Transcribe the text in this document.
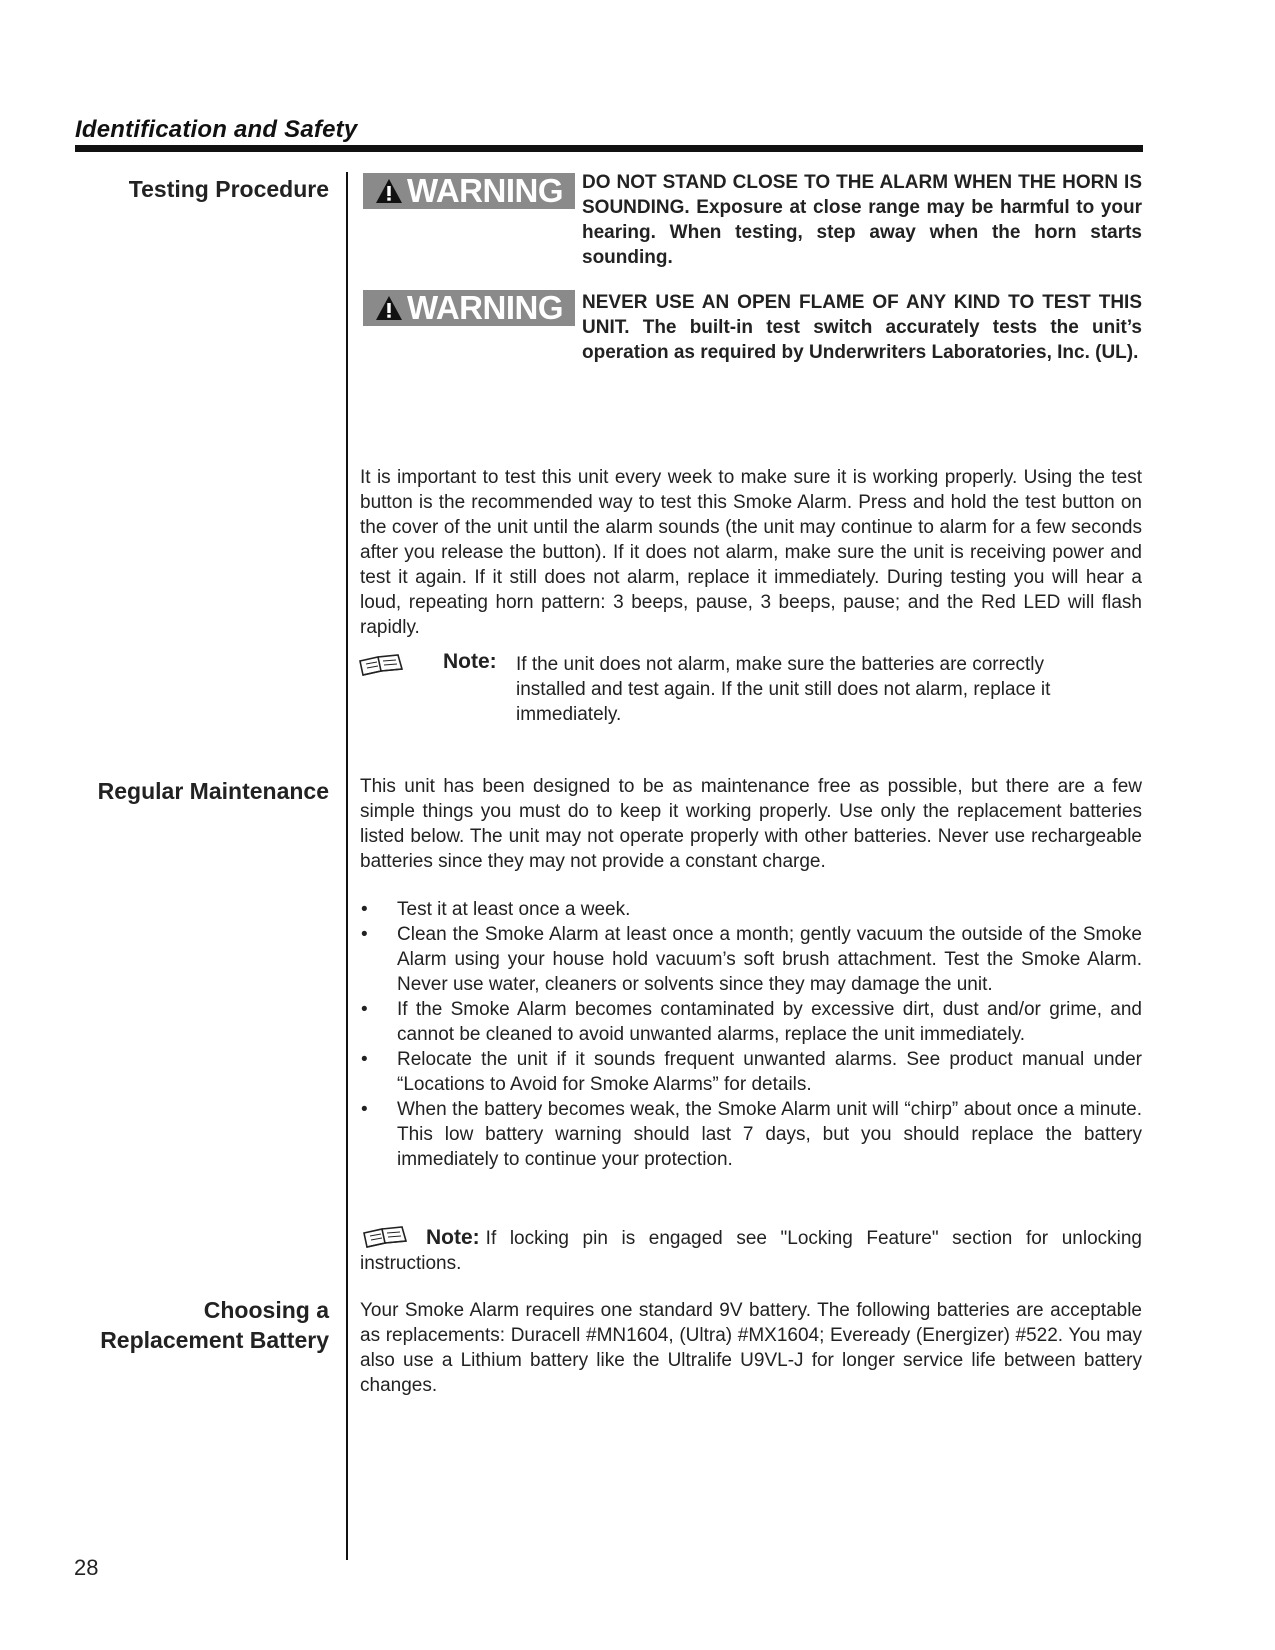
Identification and Safety
Testing Procedure
Regular Maintenance
Choosing a
Replacement Battery
WARNING DO NOT STAND CLOSE TO THE ALARM WHEN THE HORN IS SOUNDING. Exposure at close range may be harmful to your hearing. When testing, step away when the horn starts sounding.
WARNING NEVER USE AN OPEN FLAME OF ANY KIND TO TEST THIS UNIT. The built-in test switch accurately tests the unit’s operation as required by Underwriters Laboratories, Inc. (UL).
It is important to test this unit every week to make sure it is working properly. Using the test button is the recommended way to test this Smoke Alarm. Press and hold the test button on the cover of the unit until the alarm sounds (the unit may continue to alarm for a few seconds after you release the button). If it does not alarm, make sure the unit is receiving power and test it again. If it still does not alarm, replace it immediately. During testing you will hear a loud, repeating horn pattern: 3 beeps, pause, 3 beeps, pause; and the Red LED will flash rapidly.
Note: If the unit does not alarm, make sure the batteries are correctly installed and test again. If the unit still does not alarm, replace it immediately.
This unit has been designed to be as maintenance free as possible, but there are a few simple things you must do to keep it working properly. Use only the replacement batteries listed below. The unit may not operate properly with other batteries. Never use rechargeable batteries since they may not provide a constant charge.
• Test it at least once a week.
• Clean the Smoke Alarm at least once a month; gently vacuum the outside of the Smoke Alarm using your house hold vacuum’s soft brush attachment. Test the Smoke Alarm. Never use water, cleaners or solvents since they may damage the unit.
• If the Smoke Alarm becomes contaminated by excessive dirt, dust and/or grime, and cannot be cleaned to avoid unwanted alarms, replace the unit immediately.
• Relocate the unit if it sounds frequent unwanted alarms. See product manual under “Locations to Avoid for Smoke Alarms” for details.
• When the battery becomes weak, the Smoke Alarm unit will “chirp” about once a minute. This low battery warning should last 7 days, but you should replace the battery immediately to continue your protection.
Note: If locking pin is engaged see "Locking Feature" section for unlocking instructions.
Your Smoke Alarm requires one standard 9V battery. The following batteries are acceptable as replacements: Duracell #MN1604, (Ultra) #MX1604; Eveready (Energizer) #522. You may also use a Lithium battery like the Ultralife U9VL-J for longer service life between battery changes.
28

○ ○ ○

# Exercise
Reproduce each record from above exactly; pictures do not belong in the copy.

# Solution to this problem
Transcribe the text in this document.
Identification and Safety
Testing Procedure
Regular Maintenance
Choosing a
Replacement Battery
WARNING DO NOT STAND CLOSE TO THE ALARM WHEN THE HORN IS SOUNDING. Exposure at close range may be harmful to your hearing. When testing, step away when the horn starts sounding.
WARNING NEVER USE AN OPEN FLAME OF ANY KIND TO TEST THIS UNIT. The built-in test switch accurately tests the unit’s operation as required by Underwriters Laboratories, Inc. (UL).
It is important to test this unit every week to make sure it is working properly. Using the test button is the recommended way to test this Smoke Alarm. Press and hold the test button on the cover of the unit until the alarm sounds (the unit may continue to alarm for a few seconds after you release the button). If it does not alarm, make sure the unit is receiving power and test it again. If it still does not alarm, replace it immediately. During testing you will hear a loud, repeating horn pattern: 3 beeps, pause, 3 beeps, pause; and the Red LED will flash rapidly.
Note: If the unit does not alarm, make sure the batteries are correctly installed and test again. If the unit still does not alarm, replace it immediately.
This unit has been designed to be as maintenance free as possible, but there are a few simple things you must do to keep it working properly. Use only the replacement batteries listed below. The unit may not operate properly with other batteries. Never use rechargeable batteries since they may not provide a constant charge.
• Test it at least once a week.
• Clean the Smoke Alarm at least once a month; gently vacuum the outside of the Smoke Alarm using your house hold vacuum’s soft brush attachment. Test the Smoke Alarm. Never use water, cleaners or solvents since they may damage the unit.
• If the Smoke Alarm becomes contaminated by excessive dirt, dust and/or grime, and cannot be cleaned to avoid unwanted alarms, replace the unit immediately.
• Relocate the unit if it sounds frequent unwanted alarms. See product manual under “Locations to Avoid for Smoke Alarms” for details.
• When the battery becomes weak, the Smoke Alarm unit will “chirp” about once a minute. This low battery warning should last 7 days, but you should replace the battery immediately to continue your protection.
Note: If locking pin is engaged see "Locking Feature" section for unlocking instructions.
Your Smoke Alarm requires one standard 9V battery. The following batteries are acceptable as replacements: Duracell #MN1604, (Ultra) #MX1604; Eveready (Energizer) #522. You may also use a Lithium battery like the Ultralife U9VL-J for longer service life between battery changes.
28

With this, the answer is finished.